** Opening READING PASSAGE block **

Finnish poet of beauty and humanity, the lover of the poet Eino Leino. Onerva was a prolific writer, who also published prose, drama and essays, and was familiar with French literature. Her translations include works from such French authors as Voltaire, Honoré de Balzac, Anatole France, Paul Bourget, François Mauriac, and Henri Barbusse.

"Yhden kerran elämässä tuliruusu aukee,
yhden yön se kukoistaa ja aamulla jo raukee;
sill' on syvä silmänluonti, kutsuva ja kuuma,
sill' on hehkuheteillänsä keskiöiden huuma."

(from 'Tropiikin alla')

Hilja Onerva Lehtinen (L. Oneva) was born in Helsinki as the daughter of Johan Lehtinen, a clerk and later a superintendent of a lumber business, and Serafina (Sarholm) Lehtinen. Her mother was taken to a mental hospital when Onerva was seven-years old. The two older children of the family had died and Onerva grew up pampered and protected. Her mother spent the rest of her life in a hospital - at school Onerva told his classmates that she was dead, but her mother actually died in the 1930s. At the age of seventeen Onerva showed her texts to Maila Talvio who encouraged her to continue with her writing.

Until 1900 the family lived in Karhula and then moved to Kotka and five years later to Syväsalmi. Onerva studied at Suomalainen tyttökoulu in Helsinki. In the secondary school she was the best student of her class. Onerva graduated as a teacher in 1902, and continued her studies at the University of Helsinki, studying later also in Paris, Dresden, Florence, and Roma. In 1905 Onerva met the forest officer Väinö Streng; they married in the same year. Between 1909 and 1910 she wrote art, theatre, and literature reviews for newspaper Uusi Päivä, and worked as a literary critic for Helsingin Sanomat in 1910-11 and in the 1920s. Her penname as a poet, L. Onerva, was suggested by the poet and journalist J.H. Erkko, a friend on Maila Talvio.

A central role in Onerva's life played the writer Eino Leino (1878-1926). They had met in 1902 when Onerva was still a student. She had asked Leino what arts she should pursue - she painted, sang, composed, wrote and was fascinated by the theatre. Leino answered: "Get married." Angered by his words, she published two years later her first collection of poems, SEKASOINTUJA (1904). 'In the Tropics' interpreted female erotic passions and new joie de vivre: "But once within a lifetime opens a fiery rose, / that for but one night blossoms and in the morning goes..." And in the second stanza she continued: "It has a leaf all bloody; it has a purple lip / it has a dizzy fragrance like spring winds on the steppe." (trans. by Keith Bosley) This poem shocked some of her conservative readers, but in general, the collection was well received. The poem 'Keinutan kaikua' was composed by Toivo Kuula in 1910; also Leevi Madetoja composed it, but 36 years later, and his work is rarely performed.

** Closing READING PASSAGE block **
** Opening GIVEN DATA block **

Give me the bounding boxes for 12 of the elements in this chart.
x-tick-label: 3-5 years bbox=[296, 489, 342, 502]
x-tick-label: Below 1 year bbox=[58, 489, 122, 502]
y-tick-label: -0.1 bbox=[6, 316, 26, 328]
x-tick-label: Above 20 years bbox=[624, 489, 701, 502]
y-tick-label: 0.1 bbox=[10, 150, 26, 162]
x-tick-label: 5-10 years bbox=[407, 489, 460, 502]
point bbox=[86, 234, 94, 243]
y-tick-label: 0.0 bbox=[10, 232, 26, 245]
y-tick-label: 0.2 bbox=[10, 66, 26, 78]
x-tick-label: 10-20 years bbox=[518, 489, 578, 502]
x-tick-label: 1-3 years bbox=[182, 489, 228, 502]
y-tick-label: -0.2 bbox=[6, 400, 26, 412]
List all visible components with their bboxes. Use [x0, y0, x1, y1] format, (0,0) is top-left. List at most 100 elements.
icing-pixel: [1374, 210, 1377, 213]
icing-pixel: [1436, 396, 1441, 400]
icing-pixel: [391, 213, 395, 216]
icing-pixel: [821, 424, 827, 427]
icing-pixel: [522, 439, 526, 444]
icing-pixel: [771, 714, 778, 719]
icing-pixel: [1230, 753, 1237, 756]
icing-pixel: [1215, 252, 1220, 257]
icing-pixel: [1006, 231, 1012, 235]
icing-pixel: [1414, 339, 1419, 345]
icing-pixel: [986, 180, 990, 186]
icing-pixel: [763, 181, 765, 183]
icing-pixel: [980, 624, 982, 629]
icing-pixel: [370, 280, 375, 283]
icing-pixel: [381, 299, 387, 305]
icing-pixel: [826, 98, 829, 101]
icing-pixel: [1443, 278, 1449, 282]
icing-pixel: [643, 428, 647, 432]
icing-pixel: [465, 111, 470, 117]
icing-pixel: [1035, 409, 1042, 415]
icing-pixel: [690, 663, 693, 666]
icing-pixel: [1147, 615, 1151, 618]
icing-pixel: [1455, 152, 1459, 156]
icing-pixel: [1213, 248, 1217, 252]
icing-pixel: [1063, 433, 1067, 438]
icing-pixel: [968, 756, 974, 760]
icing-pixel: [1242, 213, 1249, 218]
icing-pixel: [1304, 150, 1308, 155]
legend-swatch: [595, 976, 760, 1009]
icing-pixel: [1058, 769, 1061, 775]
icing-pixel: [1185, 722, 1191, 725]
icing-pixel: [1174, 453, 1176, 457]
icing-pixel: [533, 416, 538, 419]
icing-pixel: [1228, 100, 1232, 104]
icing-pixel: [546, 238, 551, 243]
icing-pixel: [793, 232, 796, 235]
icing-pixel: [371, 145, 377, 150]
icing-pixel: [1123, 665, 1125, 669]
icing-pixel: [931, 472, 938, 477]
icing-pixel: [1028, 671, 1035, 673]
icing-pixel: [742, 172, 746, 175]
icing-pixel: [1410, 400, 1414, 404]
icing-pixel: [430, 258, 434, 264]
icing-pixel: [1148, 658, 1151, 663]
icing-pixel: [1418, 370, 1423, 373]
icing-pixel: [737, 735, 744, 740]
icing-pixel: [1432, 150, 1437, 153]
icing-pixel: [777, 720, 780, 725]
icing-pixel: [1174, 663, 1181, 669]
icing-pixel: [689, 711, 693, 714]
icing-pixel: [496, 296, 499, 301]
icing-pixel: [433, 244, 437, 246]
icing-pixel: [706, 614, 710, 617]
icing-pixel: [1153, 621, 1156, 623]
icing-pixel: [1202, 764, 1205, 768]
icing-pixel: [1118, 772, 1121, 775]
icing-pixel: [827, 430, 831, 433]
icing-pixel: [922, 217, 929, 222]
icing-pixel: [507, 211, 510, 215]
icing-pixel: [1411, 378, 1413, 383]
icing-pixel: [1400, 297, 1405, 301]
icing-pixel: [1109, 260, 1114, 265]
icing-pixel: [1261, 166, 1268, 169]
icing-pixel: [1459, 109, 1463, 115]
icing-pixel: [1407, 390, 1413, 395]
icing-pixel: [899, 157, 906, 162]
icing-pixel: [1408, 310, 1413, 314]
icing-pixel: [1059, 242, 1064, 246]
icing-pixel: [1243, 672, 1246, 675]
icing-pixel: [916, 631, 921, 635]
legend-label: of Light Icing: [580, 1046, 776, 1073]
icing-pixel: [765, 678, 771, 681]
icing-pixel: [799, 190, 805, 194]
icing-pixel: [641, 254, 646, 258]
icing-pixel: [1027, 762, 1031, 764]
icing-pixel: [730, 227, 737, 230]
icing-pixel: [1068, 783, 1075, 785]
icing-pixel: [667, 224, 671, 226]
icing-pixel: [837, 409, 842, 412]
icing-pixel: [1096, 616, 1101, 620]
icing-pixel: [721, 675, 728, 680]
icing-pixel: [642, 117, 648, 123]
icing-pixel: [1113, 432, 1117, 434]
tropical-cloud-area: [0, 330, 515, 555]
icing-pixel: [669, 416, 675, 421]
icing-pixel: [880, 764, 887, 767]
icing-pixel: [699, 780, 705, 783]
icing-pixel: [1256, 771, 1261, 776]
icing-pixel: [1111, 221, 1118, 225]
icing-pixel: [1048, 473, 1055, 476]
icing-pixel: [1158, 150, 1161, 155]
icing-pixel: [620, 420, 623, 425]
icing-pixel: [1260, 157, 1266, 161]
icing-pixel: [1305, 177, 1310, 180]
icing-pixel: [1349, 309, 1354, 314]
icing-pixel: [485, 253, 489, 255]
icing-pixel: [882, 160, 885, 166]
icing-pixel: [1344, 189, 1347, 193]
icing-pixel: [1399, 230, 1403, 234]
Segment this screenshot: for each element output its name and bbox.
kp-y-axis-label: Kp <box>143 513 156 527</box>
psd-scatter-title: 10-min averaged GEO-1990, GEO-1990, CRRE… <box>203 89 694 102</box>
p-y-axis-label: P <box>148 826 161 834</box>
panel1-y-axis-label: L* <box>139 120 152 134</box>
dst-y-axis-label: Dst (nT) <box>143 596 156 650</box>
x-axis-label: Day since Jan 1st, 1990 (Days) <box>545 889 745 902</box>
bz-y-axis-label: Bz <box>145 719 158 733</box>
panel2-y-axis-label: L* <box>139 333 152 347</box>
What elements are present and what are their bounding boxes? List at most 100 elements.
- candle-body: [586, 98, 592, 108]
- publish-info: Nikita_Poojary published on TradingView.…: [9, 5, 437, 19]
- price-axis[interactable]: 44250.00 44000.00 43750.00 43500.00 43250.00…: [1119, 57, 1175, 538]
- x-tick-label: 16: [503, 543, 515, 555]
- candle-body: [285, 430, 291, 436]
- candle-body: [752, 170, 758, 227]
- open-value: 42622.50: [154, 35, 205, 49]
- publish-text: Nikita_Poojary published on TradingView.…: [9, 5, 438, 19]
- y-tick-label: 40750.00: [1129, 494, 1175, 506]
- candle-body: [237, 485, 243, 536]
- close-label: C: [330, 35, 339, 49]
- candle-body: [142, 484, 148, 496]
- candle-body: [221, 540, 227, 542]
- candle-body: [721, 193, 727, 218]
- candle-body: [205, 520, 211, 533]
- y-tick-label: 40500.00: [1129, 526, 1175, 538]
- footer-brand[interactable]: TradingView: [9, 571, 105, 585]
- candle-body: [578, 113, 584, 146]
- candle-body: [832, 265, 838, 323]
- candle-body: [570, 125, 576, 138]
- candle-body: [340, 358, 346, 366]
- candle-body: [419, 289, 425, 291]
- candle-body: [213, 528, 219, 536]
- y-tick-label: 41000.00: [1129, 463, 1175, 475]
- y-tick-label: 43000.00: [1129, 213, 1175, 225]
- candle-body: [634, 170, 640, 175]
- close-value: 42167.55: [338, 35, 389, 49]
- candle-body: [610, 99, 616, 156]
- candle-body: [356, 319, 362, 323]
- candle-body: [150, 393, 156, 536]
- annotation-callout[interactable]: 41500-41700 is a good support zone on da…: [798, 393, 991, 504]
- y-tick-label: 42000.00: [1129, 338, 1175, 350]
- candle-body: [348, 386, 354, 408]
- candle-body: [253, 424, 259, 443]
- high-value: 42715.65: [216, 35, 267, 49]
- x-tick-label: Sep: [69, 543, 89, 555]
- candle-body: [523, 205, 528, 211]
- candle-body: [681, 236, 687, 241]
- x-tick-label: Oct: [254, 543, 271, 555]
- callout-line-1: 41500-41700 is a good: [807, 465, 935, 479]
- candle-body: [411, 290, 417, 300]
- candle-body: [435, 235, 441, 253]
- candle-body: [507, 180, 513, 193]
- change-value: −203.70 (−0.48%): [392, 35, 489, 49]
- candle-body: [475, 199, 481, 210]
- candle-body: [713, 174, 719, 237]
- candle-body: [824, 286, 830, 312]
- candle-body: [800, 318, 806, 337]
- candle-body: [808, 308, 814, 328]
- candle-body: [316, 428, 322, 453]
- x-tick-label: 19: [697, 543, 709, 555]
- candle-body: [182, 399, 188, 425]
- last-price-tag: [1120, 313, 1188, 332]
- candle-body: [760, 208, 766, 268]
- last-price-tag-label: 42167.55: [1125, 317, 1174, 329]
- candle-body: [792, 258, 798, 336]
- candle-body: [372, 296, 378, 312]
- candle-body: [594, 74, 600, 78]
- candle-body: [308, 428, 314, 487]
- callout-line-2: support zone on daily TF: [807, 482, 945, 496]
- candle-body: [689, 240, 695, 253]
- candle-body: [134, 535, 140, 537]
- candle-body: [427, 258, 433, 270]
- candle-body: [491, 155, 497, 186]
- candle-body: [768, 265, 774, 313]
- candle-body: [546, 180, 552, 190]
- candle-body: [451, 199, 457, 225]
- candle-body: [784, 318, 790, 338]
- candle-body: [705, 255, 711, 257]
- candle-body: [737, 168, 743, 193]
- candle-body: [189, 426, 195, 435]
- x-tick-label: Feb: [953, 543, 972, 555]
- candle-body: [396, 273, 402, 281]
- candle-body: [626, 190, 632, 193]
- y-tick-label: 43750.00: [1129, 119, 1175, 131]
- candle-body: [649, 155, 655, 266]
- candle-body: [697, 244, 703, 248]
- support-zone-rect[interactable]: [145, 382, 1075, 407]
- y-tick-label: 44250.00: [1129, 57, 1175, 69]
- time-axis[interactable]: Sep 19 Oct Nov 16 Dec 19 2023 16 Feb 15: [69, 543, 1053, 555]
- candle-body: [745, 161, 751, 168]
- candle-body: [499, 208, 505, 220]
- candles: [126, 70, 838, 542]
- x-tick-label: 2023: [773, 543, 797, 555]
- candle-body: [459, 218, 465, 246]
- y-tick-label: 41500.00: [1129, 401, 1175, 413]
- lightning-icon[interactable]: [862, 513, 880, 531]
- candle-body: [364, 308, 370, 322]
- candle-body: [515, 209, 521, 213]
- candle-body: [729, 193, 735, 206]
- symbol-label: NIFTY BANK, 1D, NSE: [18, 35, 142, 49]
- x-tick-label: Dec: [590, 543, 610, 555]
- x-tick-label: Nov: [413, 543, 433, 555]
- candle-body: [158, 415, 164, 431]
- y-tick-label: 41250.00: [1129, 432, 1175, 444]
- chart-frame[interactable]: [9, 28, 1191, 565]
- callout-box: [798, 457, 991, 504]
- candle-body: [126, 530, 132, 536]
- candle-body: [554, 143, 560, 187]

** Closing GIVEN DATA block **

(EXERCISE DESCRIPTION): Quote the part of the Onerva passage that begins with the words containing "(from 'Tropiikin alla')" and ends with "with her writing.". Work only from the Onerva passage, not the listing.

(EXERCISE SOLUTION):
(from 'Tropiikin alla')

Hilja Onerva Lehtinen (L. Oneva) was born in Helsinki as the daughter of Johan Lehtinen, a clerk and later a superintendent of a lumber business, and Serafina (Sarholm) Lehtinen. Her mother was taken to a mental hospital when Onerva was seven-years old. The two older children of the family had died and Onerva grew up pampered and protected. Her mother spent the rest of her life in a hospital - at school Onerva told his classmates that she was dead, but her mother actually died in the 1930s. At the age of seventeen Onerva showed her texts to Maila Talvio who encouraged her to continue with her writing.